- **Yapılacak İş**
Aşağıdaki Neoconlar ve Filistin konulu yazıdan, "İnsaniyete ve İslamiyet’e" sözlerinden başlayıp "Müslüman şehid olmuştu." sözlerine kadar uzanan bölümün tamamını hiçbir değişiklik yapmadan çıkarın.

- **Gösterilen Metin**
Neoconların Filistin cephesinden yeni haberler

Dinde hassas, muhakemede nakıs ve ictimaî konularda yetersiz dindarlarımızın şeriattaki ölçüsüzlükleri İslâm’a zarar verdiği gibi, sosyal hayattaki dengesizlikleri de barış ve demokrasiye önemli zararlar veriyor.

Bu sıfatlara sahiplerin; genellikle bilmeden düşmana yardım ettiğine birçoğumuz şahit olmuşuzdur. Zira bu sınıfa girenler, cehaletleriyle sorumluluklarından kurtulabileceklerini zannediyorlar.

İnsaniyete ve İslamiyet’e düşman Neoconların ABD bayraklarıyla Irak’a girişini, buradaki halklara hürriyet olarak alkışlayanlar, hakikati gördüklerinde üç milyon Iraklı Müslüman şehid olmuştu.

- **Veri Kümesi Kayıtları**
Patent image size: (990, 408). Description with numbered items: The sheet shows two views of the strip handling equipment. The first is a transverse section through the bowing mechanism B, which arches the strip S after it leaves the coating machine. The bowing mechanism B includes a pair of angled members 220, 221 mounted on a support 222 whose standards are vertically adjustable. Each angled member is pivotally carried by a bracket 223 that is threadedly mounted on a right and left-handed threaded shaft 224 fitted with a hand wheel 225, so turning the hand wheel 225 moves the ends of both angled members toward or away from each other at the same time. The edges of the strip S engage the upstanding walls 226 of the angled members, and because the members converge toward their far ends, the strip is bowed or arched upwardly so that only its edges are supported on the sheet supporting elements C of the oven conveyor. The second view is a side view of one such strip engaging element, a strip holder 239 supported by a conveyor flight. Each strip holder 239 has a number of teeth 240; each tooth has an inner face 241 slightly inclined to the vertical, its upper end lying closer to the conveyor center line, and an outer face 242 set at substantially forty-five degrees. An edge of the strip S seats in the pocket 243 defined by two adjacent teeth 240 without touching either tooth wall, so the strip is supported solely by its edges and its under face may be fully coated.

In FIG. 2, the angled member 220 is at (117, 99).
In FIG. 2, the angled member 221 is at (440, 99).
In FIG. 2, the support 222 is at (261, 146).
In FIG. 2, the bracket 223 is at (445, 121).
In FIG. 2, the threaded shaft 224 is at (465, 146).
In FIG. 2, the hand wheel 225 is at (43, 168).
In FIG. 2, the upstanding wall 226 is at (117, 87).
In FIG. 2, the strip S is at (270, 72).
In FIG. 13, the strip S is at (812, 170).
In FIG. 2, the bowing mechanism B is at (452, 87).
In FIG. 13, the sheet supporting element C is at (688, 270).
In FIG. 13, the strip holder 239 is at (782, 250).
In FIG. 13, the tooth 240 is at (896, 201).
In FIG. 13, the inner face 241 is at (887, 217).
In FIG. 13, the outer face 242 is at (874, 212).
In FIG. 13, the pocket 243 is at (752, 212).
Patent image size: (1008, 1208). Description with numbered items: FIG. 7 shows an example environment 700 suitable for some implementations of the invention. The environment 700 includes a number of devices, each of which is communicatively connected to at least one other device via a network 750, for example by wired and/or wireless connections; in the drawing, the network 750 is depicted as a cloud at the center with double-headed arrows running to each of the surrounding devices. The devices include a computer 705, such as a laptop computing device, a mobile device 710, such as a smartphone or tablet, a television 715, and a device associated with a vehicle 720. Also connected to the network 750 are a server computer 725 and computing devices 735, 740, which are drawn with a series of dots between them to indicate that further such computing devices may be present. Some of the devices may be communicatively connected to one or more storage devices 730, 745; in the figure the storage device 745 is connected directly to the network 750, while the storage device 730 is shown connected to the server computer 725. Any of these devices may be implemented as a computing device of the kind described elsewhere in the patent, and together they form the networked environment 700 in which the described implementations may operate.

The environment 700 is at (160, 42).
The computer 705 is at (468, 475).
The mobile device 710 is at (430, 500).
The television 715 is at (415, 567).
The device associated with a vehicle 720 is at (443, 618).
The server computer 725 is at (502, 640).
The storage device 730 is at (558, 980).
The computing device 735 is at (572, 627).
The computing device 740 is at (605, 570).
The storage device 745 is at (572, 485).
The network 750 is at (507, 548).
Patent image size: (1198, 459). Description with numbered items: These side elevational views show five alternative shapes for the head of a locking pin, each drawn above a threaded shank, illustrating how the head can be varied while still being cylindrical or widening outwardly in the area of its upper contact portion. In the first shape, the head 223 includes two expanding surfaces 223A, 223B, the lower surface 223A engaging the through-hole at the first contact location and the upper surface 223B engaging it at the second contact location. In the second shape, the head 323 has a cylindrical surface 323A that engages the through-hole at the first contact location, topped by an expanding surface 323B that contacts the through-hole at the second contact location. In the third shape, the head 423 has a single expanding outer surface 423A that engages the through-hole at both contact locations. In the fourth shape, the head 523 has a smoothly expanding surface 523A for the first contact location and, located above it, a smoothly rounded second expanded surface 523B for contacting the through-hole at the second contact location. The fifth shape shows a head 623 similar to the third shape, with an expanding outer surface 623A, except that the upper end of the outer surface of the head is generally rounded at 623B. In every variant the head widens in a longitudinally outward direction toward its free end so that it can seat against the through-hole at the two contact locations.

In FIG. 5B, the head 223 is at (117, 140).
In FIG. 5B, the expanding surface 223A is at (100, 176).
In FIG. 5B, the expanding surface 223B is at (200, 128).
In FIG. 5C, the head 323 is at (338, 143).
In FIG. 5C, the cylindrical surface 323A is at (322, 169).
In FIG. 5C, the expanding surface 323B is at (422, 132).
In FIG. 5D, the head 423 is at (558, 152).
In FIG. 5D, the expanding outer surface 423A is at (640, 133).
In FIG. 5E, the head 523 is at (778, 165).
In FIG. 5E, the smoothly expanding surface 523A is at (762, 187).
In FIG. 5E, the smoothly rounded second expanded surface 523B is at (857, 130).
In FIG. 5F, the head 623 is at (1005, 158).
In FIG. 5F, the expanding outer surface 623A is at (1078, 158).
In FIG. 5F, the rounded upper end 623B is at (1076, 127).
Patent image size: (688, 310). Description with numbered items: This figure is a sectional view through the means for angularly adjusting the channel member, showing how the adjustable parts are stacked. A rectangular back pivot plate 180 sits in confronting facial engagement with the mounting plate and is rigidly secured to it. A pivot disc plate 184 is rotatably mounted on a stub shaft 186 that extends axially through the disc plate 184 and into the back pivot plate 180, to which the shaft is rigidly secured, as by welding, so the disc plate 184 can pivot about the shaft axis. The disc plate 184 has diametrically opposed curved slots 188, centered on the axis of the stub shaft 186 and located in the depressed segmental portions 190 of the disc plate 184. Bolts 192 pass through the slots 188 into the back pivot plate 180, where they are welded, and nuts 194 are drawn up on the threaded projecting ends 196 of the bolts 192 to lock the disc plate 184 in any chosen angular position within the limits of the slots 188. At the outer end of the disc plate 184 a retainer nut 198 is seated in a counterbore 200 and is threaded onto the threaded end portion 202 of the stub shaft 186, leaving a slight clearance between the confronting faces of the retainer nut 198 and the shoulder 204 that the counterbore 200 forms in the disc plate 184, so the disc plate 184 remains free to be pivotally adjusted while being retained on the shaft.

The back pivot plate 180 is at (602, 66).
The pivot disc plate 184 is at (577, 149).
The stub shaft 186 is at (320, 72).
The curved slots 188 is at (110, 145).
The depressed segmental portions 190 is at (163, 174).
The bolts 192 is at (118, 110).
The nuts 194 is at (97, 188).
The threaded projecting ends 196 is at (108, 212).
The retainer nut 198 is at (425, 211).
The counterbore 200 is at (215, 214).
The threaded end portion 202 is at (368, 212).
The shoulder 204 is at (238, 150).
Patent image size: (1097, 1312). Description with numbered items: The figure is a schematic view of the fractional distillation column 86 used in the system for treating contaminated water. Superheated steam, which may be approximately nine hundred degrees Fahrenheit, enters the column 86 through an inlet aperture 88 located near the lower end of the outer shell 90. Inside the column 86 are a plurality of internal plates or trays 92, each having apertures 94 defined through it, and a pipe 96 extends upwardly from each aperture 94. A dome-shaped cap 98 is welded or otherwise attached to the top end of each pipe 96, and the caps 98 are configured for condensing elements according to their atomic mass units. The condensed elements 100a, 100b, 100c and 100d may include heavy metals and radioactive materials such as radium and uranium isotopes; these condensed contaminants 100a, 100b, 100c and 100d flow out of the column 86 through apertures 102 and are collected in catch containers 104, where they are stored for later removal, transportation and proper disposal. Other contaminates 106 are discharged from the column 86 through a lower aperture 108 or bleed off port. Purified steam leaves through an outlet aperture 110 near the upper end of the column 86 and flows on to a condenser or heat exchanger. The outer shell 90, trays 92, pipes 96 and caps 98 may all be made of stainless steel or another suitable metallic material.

- **Nihai Sonuç**
İnsaniyete ve İslamiyet’e düşman Neoconların ABD bayraklarıyla Irak’a girişini, buradaki halklara hürriyet olarak alkışlayanlar, hakikati gördüklerinde üç milyon Iraklı Müslüman şehid olmuştu.